▶ **Request**:
Go through the listing and return every line with "Rural" in it.

[Records from a collection]
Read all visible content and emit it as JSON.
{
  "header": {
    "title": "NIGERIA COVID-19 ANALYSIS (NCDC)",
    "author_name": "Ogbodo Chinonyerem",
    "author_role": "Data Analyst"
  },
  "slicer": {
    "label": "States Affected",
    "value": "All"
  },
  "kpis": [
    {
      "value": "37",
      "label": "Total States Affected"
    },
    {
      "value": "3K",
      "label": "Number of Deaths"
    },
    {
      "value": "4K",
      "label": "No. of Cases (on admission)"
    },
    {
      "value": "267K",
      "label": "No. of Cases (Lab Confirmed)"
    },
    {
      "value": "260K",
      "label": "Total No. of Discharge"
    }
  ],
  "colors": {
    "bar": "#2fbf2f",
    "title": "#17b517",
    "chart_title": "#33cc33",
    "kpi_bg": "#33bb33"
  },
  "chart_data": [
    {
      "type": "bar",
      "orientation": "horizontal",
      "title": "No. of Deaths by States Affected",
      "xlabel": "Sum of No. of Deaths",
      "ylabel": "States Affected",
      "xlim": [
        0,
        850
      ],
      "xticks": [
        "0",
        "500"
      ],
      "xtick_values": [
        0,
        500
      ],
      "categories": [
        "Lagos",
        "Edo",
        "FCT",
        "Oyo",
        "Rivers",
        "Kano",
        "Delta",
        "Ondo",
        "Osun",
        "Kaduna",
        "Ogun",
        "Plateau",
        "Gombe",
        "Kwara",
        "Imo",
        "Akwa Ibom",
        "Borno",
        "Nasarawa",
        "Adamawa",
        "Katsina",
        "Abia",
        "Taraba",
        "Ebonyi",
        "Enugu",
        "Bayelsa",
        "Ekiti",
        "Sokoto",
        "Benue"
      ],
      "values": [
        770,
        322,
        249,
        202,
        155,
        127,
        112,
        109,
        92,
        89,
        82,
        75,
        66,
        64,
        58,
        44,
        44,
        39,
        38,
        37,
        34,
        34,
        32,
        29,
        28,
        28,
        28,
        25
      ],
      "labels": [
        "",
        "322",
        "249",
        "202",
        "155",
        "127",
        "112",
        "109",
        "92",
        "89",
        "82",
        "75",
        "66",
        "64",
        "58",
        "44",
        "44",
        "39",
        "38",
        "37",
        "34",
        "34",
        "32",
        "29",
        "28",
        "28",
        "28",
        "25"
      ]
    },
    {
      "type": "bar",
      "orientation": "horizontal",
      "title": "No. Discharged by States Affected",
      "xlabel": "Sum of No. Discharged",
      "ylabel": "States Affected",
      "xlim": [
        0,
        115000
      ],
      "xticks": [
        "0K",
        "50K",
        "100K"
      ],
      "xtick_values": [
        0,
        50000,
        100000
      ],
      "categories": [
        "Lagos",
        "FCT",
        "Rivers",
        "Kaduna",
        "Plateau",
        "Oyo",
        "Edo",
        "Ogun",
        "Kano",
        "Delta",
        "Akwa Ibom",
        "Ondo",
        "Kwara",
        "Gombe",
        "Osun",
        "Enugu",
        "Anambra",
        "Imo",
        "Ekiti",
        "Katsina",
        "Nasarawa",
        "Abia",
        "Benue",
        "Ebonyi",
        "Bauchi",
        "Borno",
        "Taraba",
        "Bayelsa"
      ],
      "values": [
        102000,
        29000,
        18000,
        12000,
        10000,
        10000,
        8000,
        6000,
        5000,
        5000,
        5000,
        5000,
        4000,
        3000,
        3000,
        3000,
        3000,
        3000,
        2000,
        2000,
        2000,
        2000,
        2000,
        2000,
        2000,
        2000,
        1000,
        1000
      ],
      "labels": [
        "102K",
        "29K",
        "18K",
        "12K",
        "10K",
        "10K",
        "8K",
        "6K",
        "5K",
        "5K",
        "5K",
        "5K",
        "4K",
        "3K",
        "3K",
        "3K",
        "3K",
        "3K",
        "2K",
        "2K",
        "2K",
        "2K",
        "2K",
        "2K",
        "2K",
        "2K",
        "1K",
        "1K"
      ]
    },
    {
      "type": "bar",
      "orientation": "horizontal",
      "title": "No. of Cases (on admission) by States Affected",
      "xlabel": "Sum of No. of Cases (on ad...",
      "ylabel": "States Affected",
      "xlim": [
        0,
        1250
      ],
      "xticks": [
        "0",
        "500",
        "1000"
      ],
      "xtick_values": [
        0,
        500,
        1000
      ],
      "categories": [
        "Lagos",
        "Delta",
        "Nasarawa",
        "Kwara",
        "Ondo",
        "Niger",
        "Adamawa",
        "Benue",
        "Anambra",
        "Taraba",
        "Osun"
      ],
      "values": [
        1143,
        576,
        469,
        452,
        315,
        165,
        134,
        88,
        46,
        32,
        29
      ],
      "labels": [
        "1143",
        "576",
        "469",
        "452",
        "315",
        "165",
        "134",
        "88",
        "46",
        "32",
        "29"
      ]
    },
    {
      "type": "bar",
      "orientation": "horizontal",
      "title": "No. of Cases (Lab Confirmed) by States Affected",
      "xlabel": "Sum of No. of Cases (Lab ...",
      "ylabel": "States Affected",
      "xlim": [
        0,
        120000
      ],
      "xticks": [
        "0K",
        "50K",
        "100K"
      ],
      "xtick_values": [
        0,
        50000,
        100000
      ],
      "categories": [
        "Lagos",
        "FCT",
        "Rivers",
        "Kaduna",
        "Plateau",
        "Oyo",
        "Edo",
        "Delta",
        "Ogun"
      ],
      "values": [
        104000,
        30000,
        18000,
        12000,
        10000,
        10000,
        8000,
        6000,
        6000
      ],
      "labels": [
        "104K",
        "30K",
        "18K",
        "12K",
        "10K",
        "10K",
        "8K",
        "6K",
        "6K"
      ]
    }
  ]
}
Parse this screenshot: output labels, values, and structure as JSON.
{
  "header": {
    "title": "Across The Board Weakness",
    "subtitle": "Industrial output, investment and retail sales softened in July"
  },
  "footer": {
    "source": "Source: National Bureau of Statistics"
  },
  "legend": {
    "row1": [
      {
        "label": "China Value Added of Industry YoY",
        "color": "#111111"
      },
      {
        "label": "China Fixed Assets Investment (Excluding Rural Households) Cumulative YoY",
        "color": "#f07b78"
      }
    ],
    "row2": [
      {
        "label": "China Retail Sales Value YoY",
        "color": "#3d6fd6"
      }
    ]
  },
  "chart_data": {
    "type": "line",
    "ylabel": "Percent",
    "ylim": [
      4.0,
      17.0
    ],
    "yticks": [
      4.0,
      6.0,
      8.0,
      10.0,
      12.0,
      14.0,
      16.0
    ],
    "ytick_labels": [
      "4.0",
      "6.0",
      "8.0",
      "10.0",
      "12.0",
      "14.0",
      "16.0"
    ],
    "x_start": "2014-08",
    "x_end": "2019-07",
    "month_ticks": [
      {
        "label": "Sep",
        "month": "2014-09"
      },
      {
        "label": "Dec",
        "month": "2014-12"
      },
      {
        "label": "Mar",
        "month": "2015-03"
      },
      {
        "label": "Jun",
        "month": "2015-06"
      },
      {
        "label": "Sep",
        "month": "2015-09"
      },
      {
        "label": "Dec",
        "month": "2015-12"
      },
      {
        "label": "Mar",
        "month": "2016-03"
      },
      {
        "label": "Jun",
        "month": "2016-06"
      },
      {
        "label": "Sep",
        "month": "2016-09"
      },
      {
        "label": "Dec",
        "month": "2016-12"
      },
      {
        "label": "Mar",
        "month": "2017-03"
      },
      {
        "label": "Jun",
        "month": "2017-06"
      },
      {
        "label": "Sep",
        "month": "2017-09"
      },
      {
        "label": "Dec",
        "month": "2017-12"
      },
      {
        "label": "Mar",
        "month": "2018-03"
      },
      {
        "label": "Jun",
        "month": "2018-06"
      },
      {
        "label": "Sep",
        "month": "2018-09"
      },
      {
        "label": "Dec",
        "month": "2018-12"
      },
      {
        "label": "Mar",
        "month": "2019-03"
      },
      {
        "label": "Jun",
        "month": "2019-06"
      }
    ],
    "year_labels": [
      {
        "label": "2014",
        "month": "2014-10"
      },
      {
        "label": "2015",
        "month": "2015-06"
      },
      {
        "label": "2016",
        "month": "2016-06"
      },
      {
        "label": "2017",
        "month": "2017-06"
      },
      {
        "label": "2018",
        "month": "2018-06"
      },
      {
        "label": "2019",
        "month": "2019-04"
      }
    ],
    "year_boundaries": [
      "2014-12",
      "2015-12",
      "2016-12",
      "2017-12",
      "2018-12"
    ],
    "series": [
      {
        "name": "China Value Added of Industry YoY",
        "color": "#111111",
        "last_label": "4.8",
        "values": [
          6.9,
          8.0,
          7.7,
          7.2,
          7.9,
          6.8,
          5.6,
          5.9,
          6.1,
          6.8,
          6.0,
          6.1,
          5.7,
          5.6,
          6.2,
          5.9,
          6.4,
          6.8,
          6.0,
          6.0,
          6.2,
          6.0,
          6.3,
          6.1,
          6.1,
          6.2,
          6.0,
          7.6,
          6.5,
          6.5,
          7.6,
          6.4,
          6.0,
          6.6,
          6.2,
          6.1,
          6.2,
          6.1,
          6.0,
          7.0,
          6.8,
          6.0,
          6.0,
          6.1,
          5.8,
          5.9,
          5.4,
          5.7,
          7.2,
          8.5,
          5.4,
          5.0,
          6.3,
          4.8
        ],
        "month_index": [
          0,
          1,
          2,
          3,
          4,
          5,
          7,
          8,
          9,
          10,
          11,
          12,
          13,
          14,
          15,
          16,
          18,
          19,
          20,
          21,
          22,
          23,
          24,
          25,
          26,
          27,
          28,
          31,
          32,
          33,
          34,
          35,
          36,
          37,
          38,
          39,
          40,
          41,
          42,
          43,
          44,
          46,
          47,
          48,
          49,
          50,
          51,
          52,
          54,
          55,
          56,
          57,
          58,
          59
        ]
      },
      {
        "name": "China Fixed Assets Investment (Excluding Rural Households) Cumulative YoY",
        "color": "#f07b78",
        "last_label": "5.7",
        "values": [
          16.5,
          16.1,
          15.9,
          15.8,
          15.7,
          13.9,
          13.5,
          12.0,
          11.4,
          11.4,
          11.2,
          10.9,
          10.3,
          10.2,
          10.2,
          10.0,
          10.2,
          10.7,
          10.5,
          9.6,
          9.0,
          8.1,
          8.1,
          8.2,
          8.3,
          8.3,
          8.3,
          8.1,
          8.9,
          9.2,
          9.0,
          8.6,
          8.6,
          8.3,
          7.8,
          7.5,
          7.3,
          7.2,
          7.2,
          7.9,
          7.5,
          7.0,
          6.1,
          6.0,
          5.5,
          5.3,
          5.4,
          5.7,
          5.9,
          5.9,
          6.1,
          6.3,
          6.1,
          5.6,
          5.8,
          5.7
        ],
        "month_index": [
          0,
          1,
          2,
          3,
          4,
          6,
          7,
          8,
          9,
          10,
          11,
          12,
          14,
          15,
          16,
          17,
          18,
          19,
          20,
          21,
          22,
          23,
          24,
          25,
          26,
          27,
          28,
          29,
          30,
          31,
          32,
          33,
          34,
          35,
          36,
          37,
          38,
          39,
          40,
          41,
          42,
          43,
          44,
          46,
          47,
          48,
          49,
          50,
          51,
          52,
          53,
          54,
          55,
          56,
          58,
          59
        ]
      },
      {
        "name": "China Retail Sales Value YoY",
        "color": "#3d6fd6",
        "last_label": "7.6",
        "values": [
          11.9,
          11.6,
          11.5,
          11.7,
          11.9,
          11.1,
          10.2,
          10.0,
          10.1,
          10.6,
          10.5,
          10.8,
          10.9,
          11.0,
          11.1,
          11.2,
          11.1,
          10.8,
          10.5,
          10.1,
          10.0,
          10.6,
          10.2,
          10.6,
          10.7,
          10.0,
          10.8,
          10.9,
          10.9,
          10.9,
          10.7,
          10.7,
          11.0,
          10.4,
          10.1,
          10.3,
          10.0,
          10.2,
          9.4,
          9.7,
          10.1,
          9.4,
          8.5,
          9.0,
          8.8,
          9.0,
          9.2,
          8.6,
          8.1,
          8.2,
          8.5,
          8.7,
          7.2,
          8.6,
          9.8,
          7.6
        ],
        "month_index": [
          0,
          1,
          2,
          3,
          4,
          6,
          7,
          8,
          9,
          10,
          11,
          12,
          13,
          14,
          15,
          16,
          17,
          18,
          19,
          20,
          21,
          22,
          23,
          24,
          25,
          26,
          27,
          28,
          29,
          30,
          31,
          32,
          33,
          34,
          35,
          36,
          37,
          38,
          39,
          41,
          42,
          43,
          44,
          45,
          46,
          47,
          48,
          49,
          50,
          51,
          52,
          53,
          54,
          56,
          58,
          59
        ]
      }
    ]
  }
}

▶ **Completed exercise**:
        "label": "China Fixed Assets Investment (Excluding Rural Households) Cumulative YoY",
        "name": "China Fixed Assets Investment (Excluding Rural Households) Cumulative YoY",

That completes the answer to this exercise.